> _SHORT TASK_:
The required output is a single number: how many lines of the material contain the string "宁远玄武岩".

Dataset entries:

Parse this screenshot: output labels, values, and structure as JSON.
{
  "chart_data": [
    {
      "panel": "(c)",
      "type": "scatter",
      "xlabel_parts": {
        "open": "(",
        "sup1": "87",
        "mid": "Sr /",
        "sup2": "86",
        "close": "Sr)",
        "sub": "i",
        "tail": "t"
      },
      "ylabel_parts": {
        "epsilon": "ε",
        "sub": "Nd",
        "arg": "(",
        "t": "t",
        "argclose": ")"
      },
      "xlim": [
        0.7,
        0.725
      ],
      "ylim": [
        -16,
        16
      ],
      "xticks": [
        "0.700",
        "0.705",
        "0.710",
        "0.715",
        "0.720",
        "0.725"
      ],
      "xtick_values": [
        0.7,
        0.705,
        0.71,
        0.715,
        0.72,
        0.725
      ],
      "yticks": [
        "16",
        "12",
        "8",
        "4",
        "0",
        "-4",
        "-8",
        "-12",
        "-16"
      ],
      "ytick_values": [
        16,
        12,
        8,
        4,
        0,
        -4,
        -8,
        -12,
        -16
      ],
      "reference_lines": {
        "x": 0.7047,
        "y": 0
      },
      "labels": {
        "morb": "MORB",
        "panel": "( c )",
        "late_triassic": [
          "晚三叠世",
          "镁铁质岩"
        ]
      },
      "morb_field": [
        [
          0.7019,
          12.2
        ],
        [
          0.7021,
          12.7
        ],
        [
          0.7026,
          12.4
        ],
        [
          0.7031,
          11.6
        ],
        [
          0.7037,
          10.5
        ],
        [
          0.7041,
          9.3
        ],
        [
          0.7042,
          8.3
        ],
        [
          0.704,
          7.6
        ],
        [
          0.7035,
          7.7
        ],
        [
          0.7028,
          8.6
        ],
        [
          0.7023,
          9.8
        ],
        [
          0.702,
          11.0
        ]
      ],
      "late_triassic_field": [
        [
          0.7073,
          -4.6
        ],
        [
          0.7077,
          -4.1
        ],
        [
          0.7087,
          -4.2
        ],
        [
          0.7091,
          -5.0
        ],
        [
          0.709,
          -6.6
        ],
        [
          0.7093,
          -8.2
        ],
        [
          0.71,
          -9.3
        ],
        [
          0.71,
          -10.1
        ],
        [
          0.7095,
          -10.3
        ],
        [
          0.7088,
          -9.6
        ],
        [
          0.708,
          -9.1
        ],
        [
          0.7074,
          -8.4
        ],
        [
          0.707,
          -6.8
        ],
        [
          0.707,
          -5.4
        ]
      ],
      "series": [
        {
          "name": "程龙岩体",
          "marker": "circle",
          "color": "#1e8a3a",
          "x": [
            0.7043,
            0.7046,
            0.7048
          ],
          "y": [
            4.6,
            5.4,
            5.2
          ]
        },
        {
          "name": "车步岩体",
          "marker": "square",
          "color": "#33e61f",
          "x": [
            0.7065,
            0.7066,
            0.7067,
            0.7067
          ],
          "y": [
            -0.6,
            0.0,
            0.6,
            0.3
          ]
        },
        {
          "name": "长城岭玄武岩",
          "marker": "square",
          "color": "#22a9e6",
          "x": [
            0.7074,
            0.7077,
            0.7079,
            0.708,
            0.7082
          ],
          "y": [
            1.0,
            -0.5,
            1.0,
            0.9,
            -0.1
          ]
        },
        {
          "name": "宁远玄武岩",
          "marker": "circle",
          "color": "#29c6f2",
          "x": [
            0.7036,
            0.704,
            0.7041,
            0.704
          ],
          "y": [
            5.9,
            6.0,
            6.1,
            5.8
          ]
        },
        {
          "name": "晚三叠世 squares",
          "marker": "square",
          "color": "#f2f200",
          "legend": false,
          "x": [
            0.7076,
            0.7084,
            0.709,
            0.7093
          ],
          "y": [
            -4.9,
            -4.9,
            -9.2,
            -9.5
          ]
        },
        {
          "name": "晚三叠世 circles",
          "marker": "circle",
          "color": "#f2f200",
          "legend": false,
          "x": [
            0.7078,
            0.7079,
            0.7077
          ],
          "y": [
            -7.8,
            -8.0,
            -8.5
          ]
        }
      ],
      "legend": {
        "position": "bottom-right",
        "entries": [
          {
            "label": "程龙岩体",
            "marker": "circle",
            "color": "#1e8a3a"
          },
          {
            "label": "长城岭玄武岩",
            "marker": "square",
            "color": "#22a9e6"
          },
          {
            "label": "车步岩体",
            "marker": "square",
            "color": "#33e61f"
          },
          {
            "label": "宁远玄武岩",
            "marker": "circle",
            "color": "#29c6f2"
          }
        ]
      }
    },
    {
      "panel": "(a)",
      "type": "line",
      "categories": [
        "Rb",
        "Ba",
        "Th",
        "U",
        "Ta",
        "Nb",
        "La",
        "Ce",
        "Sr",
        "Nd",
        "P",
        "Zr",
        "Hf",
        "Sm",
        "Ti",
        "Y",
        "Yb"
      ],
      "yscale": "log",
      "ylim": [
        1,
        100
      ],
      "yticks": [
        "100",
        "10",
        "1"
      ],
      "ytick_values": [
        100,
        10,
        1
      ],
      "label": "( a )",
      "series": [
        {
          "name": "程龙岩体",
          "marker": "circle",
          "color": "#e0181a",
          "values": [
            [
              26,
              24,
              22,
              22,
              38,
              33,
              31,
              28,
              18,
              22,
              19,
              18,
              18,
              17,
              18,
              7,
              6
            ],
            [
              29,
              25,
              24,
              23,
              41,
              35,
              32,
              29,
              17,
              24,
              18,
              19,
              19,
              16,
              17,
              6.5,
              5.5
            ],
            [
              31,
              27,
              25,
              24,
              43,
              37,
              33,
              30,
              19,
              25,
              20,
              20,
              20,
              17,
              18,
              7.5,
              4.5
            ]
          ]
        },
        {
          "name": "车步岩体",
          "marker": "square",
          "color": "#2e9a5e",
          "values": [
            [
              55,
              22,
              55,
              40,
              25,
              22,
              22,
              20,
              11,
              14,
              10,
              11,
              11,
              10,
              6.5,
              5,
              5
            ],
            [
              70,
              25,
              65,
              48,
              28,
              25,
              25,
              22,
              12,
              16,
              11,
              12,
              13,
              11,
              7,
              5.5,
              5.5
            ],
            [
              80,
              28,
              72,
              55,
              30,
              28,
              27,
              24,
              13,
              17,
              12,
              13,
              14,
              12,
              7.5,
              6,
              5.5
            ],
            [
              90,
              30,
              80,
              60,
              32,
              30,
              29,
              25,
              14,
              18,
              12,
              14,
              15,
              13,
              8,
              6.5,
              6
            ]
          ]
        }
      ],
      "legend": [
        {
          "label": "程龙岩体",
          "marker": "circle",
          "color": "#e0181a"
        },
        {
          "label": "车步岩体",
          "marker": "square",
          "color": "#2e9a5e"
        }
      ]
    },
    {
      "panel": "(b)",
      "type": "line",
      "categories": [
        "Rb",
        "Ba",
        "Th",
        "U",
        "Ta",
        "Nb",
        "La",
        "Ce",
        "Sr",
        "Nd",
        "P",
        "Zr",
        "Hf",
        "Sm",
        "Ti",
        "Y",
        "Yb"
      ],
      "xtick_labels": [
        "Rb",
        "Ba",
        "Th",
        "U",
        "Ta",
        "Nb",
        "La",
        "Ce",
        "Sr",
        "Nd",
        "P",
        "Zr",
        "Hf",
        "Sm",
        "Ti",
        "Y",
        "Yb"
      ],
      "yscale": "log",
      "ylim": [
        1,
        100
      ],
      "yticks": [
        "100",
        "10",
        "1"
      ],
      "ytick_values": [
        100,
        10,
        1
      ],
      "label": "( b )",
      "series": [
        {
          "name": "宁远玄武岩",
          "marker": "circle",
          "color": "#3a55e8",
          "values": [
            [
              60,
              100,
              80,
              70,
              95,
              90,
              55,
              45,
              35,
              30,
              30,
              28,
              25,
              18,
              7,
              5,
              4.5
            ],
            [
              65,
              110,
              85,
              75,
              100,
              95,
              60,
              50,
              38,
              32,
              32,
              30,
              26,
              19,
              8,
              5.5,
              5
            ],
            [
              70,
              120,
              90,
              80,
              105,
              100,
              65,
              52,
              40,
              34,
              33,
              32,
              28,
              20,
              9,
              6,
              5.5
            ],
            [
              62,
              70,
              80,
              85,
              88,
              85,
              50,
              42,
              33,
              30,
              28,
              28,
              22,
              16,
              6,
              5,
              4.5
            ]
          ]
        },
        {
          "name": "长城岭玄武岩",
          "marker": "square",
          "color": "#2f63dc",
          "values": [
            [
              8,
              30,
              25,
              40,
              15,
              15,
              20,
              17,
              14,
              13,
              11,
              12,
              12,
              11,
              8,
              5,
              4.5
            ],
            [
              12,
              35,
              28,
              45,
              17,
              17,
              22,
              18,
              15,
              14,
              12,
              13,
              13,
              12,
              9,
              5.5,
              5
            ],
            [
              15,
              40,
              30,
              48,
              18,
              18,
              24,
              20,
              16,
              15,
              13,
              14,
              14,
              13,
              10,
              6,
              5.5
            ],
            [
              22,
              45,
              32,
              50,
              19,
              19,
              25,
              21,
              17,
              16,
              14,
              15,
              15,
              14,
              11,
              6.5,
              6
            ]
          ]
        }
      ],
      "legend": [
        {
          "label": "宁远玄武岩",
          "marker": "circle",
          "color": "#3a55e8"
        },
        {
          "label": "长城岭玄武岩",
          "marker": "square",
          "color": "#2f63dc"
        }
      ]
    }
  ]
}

> _EXERCISE RESULT_:
4